Records from a data source
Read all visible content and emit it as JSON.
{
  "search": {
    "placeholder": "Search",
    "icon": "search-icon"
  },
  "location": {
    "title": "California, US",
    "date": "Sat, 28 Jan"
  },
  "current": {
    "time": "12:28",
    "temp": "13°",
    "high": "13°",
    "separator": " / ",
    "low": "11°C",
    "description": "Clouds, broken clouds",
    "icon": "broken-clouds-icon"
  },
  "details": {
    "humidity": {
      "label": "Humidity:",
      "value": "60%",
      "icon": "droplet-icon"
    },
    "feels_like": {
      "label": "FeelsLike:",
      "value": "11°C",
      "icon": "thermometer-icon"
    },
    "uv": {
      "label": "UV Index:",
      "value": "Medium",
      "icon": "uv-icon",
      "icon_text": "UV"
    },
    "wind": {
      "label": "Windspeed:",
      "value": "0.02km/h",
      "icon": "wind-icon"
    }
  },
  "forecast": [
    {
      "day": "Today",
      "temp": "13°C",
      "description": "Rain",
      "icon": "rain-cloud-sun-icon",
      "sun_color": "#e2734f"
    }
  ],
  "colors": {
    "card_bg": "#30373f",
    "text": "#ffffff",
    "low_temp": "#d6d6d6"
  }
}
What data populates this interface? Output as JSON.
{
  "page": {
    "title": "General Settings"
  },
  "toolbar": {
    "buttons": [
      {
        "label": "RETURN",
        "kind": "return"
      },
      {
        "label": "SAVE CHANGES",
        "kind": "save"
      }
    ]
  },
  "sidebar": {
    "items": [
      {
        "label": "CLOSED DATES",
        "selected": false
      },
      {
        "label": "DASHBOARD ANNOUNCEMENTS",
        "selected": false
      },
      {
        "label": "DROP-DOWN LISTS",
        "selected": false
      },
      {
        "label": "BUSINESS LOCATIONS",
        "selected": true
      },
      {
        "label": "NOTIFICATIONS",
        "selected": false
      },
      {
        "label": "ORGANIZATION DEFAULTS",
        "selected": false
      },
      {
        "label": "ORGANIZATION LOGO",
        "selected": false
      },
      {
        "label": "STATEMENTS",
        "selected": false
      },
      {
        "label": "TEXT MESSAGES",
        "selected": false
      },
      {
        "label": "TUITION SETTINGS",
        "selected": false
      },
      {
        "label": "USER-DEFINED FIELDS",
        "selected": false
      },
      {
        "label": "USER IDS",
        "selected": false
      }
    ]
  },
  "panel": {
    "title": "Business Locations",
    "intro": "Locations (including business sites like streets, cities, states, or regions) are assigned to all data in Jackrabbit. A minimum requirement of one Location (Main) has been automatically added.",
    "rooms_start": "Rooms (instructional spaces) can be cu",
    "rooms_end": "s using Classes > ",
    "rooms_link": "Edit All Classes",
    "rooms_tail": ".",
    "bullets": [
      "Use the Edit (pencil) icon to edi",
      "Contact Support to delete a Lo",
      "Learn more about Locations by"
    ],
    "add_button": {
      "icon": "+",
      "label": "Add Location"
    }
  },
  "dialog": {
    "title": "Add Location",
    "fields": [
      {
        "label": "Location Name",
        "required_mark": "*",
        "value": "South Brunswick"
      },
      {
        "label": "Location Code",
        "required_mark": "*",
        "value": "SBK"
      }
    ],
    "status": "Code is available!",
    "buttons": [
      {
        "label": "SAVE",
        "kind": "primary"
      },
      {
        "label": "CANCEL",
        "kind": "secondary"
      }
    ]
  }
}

WHAT TO WORK ON:
The full set of records should be duplicated exactly.

RESULT FOR THIS TASK:
Read all visible content and emit it as JSON.
{
  "search": {
    "placeholder": "Search",
    "icon": "search-icon"
  },
  "location": {
    "title": "California, US",
    "date": "Sat, 28 Jan"
  },
  "current": {
    "time": "12:28",
    "temp": "13°",
    "high": "13°",
    "separator": " / ",
    "low": "11°C",
    "description": "Clouds, broken clouds",
    "icon": "broken-clouds-icon"
  },
  "details": {
    "humidity": {
      "label": "Humidity:",
      "value": "60%",
      "icon": "droplet-icon"
    },
    "feels_like": {
      "label": "FeelsLike:",
      "value": "11°C",
      "icon": "thermometer-icon"
    },
    "uv": {
      "label": "UV Index:",
      "value": "Medium",
      "icon": "uv-icon",
      "icon_text": "UV"
    },
    "wind": {
      "label": "Windspeed:",
      "value": "0.02km/h",
      "icon": "wind-icon"
    }
  },
  "forecast": [
    {
      "day": "Today",
      "temp": "13°C",
      "description": "Rain",
      "icon": "rain-cloud-sun-icon",
      "sun_color": "#e2734f"
    }
  ],
  "colors": {
    "card_bg": "#30373f",
    "text": "#ffffff",
    "low_temp": "#d6d6d6"
  }
}
What data populates this interface? Output as JSON.
{
  "page": {
    "title": "General Settings"
  },
  "toolbar": {
    "buttons": [
      {
        "label": "RETURN",
        "kind": "return"
      },
      {
        "label": "SAVE CHANGES",
        "kind": "save"
      }
    ]
  },
  "sidebar": {
    "items": [
      {
        "label": "CLOSED DATES",
        "selected": false
      },
      {
        "label": "DASHBOARD ANNOUNCEMENTS",
        "selected": false
      },
      {
        "label": "DROP-DOWN LISTS",
        "selected": false
      },
      {
        "label": "BUSINESS LOCATIONS",
        "selected": true
      },
      {
        "label": "NOTIFICATIONS",
        "selected": false
      },
      {
        "label": "ORGANIZATION DEFAULTS",
        "selected": false
      },
      {
        "label": "ORGANIZATION LOGO",
        "selected": false
      },
      {
        "label": "STATEMENTS",
        "selected": false
      },
      {
        "label": "TEXT MESSAGES",
        "selected": false
      },
      {
        "label": "TUITION SETTINGS",
        "selected": false
      },
      {
        "label": "USER-DEFINED FIELDS",
        "selected": false
      },
      {
        "label": "USER IDS",
        "selected": false
      }
    ]
  },
  "panel": {
    "title": "Business Locations",
    "intro": "Locations (including business sites like streets, cities, states, or regions) are assigned to all data in Jackrabbit. A minimum requirement of one Location (Main) has been automatically added.",
    "rooms_start": "Rooms (instructional spaces) can be cu",
    "rooms_end": "s using Classes > ",
    "rooms_link": "Edit All Classes",
    "rooms_tail": ".",
    "bullets": [
      "Use the Edit (pencil) icon to edi",
      "Contact Support to delete a Lo",
      "Learn more about Locations by"
    ],
    "add_button": {
      "icon": "+",
      "label": "Add Location"
    }
  },
  "dialog": {
    "title": "Add Location",
    "fields": [
      {
        "label": "Location Name",
        "required_mark": "*",
        "value": "South Brunswick"
      },
      {
        "label": "Location Code",
        "required_mark": "*",
        "value": "SBK"
      }
    ],
    "status": "Code is available!",
    "buttons": [
      {
        "label": "SAVE",
        "kind": "primary"
      },
      {
        "label": "CANCEL",
        "kind": "secondary"
      }
    ]
  }
}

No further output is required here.